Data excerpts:

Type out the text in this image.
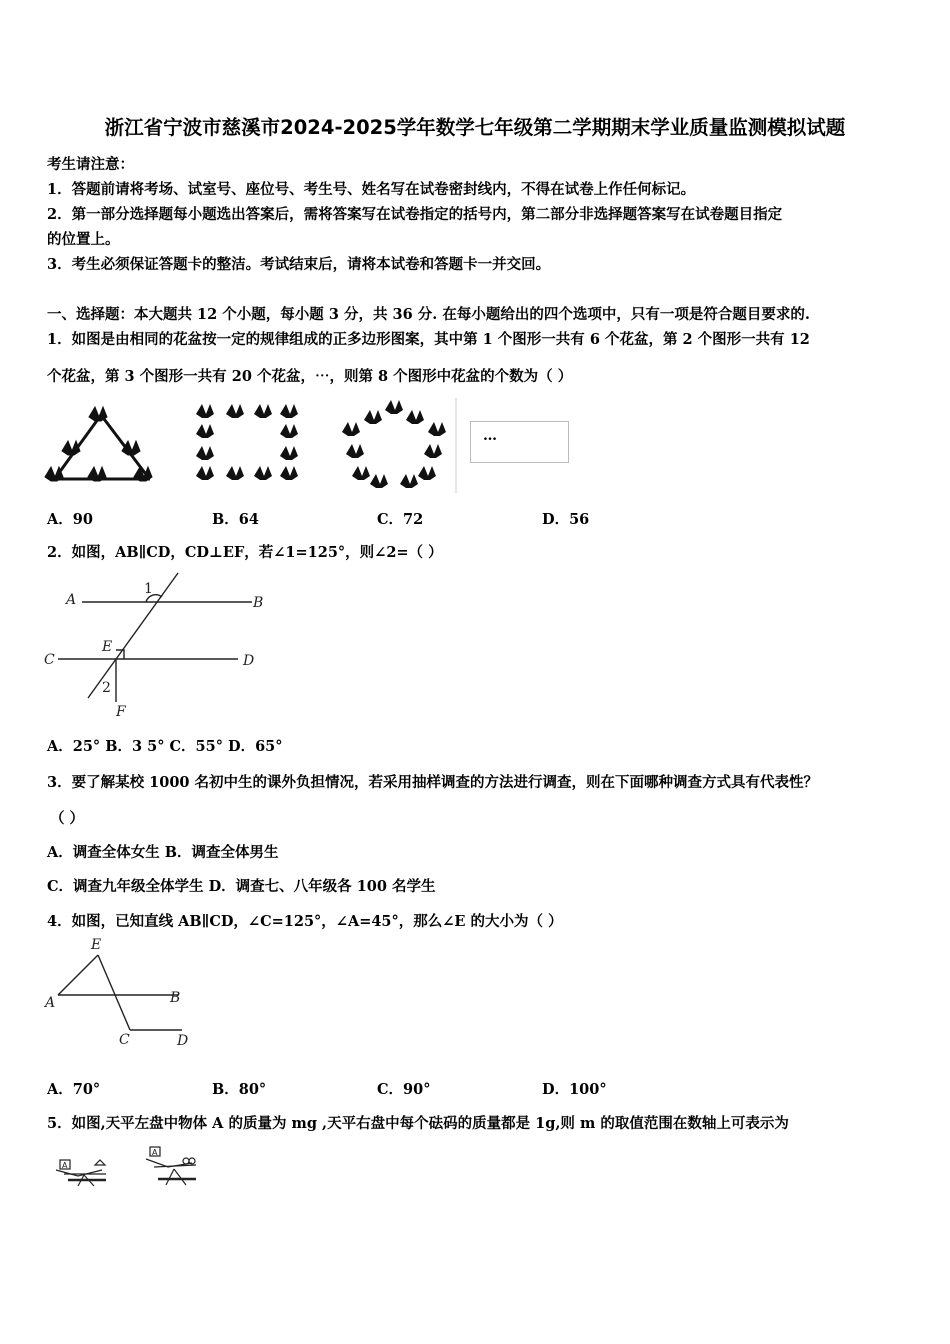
浙江省宁波市慈溪市2024-2025学年数学七年级第二学期期末学业质量监测模拟试题
考生请注意：
1．答题前请将考场、试室号、座位号、考生号、姓名写在试卷密封线内，不得在试卷上作任何标记。
2．第一部分选择题每小题选出答案后，需将答案写在试卷指定的括号内，第二部分非选择题答案写在试卷题目指定
的位置上。
3．考生必须保证答题卡的整洁。考试结束后，请将本试卷和答题卡一并交回。
一、选择题：本大题共 12 个小题，每小题 3 分，共 36 分. 在每小题给出的四个选项中，只有一项是符合题目要求的.
1．如图是由相同的花盆按一定的规律组成的正多边形图案，其中第 1 个图形一共有 6 个花盆，第 2 个图形一共有 12
个花盆，第 3 个图形一共有 20 个花盆，⋯，则第 8 个图形中花盆的个数为（ ）
…
A．90	B．64	C．72	D．56
2．如图，AB∥CD，CD⊥EF，若∠1=125°，则∠2=（ ）
A	B
C	D
E
F
1
2
A．25° B．3 5° C．55° D．65°
3．要了解某校 1000 名初中生的课外负担情况，若采用抽样调查的方法进行调查，则在下面哪种调查方式具有代表性？
（ ）
A．调查全体女生 B．调查全体男生
C．调查九年级全体学生 D．调查七、八年级各 100 名学生
4．如图，已知直线 AB∥CD，∠C=125°，∠A=45°，那么∠E 的大小为（ ）
E
A	B
C	D
A．70°	B．80°	C．90°	D．100°
5．如图,天平左盘中物体 A 的质量为 mg ,天平右盘中每个砝码的质量都是 1g,则 m 的取值范围在数轴上可表示为
A
A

Challenge. Your job is to transcribe the entries above exactly; skip the pictures.

Exercise solution.
Type out the text in this image.
浙江省宁波市慈溪市2024-2025学年数学七年级第二学期期末学业质量监测模拟试题
考生请注意：
1．答题前请将考场、试室号、座位号、考生号、姓名写在试卷密封线内，不得在试卷上作任何标记。
2．第一部分选择题每小题选出答案后，需将答案写在试卷指定的括号内，第二部分非选择题答案写在试卷题目指定
的位置上。
3．考生必须保证答题卡的整洁。考试结束后，请将本试卷和答题卡一并交回。
一、选择题：本大题共 12 个小题，每小题 3 分，共 36 分. 在每小题给出的四个选项中，只有一项是符合题目要求的.
1．如图是由相同的花盆按一定的规律组成的正多边形图案，其中第 1 个图形一共有 6 个花盆，第 2 个图形一共有 12
个花盆，第 3 个图形一共有 20 个花盆，⋯，则第 8 个图形中花盆的个数为（ ）
…
A．90	B．64	C．72	D．56
2．如图，AB∥CD，CD⊥EF，若∠1=125°，则∠2=（ ）
A	B
C	D
E
F
1
2
A．25° B．3 5° C．55° D．65°
3．要了解某校 1000 名初中生的课外负担情况，若采用抽样调查的方法进行调查，则在下面哪种调查方式具有代表性？
（ ）
A．调查全体女生 B．调查全体男生
C．调查九年级全体学生 D．调查七、八年级各 100 名学生
4．如图，已知直线 AB∥CD，∠C=125°，∠A=45°，那么∠E 的大小为（ ）
E
A	B
C	D
A．70°	B．80°	C．90°	D．100°
5．如图,天平左盘中物体 A 的质量为 mg ,天平右盘中每个砝码的质量都是 1g,则 m 的取值范围在数轴上可表示为
A
A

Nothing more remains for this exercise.